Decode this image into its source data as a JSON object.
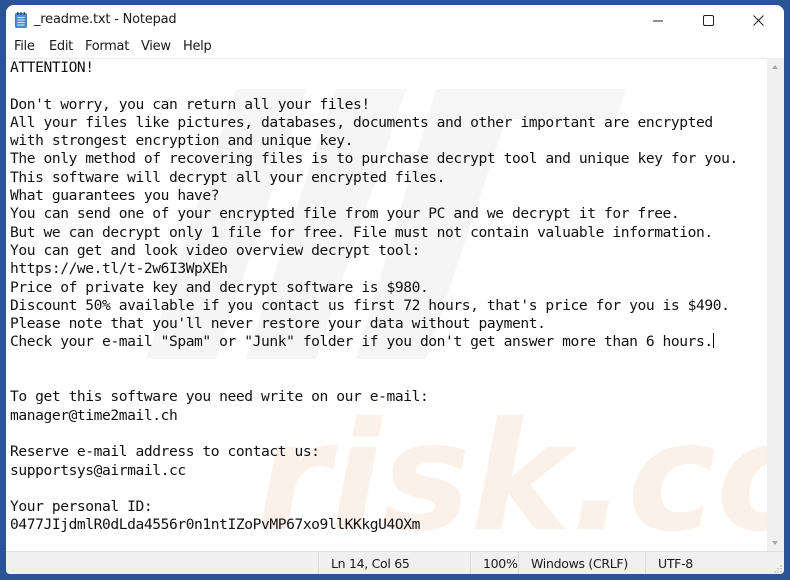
{
  "window": {
    "title": "_readme.txt - Notepad",
    "icon": "notepad-icon",
    "controls": {
      "minimize": "minimize-icon",
      "maximize": "maximize-icon",
      "close": "close-icon"
    }
  },
  "menu": {
    "items": [
      "File",
      "Edit",
      "Format",
      "View",
      "Help"
    ]
  },
  "document": {
    "lines": [
      "ATTENTION!",
      "",
      "Don't worry, you can return all your files!",
      "All your files like pictures, databases, documents and other important are encrypted",
      "with strongest encryption and unique key.",
      "The only method of recovering files is to purchase decrypt tool and unique key for you.",
      "This software will decrypt all your encrypted files.",
      "What guarantees you have?",
      "You can send one of your encrypted file from your PC and we decrypt it for free.",
      "But we can decrypt only 1 file for free. File must not contain valuable information.",
      "You can get and look video overview decrypt tool:",
      "https://we.tl/t-2w6I3WpXEh",
      "Price of private key and decrypt software is $980.",
      "Discount 50% available if you contact us first 72 hours, that's price for you is $490.",
      "Please note that you'll never restore your data without payment.",
      "Check your e-mail \"Spam\" or \"Junk\" folder if you don't get answer more than 6 hours.",
      "",
      "",
      "To get this software you need write on our e-mail:",
      "manager@time2mail.ch",
      "",
      "Reserve e-mail address to contact us:",
      "supportsys@airmail.cc",
      "",
      "Your personal ID:",
      "0477JIjdmlR0dLda4556r0n1ntIZoPvMP67xo9llKKkgU4OXm"
    ],
    "caret_line": 15
  },
  "watermark": {
    "text": "risk.com"
  },
  "statusbar": {
    "position": "Ln 14, Col 65",
    "zoom": "100%",
    "line_ending": "Windows (CRLF)",
    "encoding": "UTF-8"
  },
  "colors": {
    "desktop": "#2a5592",
    "statusbar_bg": "#f0f0f0",
    "text": "#111111"
  }
}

:::

■ **Required task**: From the entries, report each line that includes the word "software".

■ **Answer**:
      "This software will decrypt all your encrypted files.",
      "Price of private key and decrypt software is $980.",
      "To get this software you need write on our e-mail:",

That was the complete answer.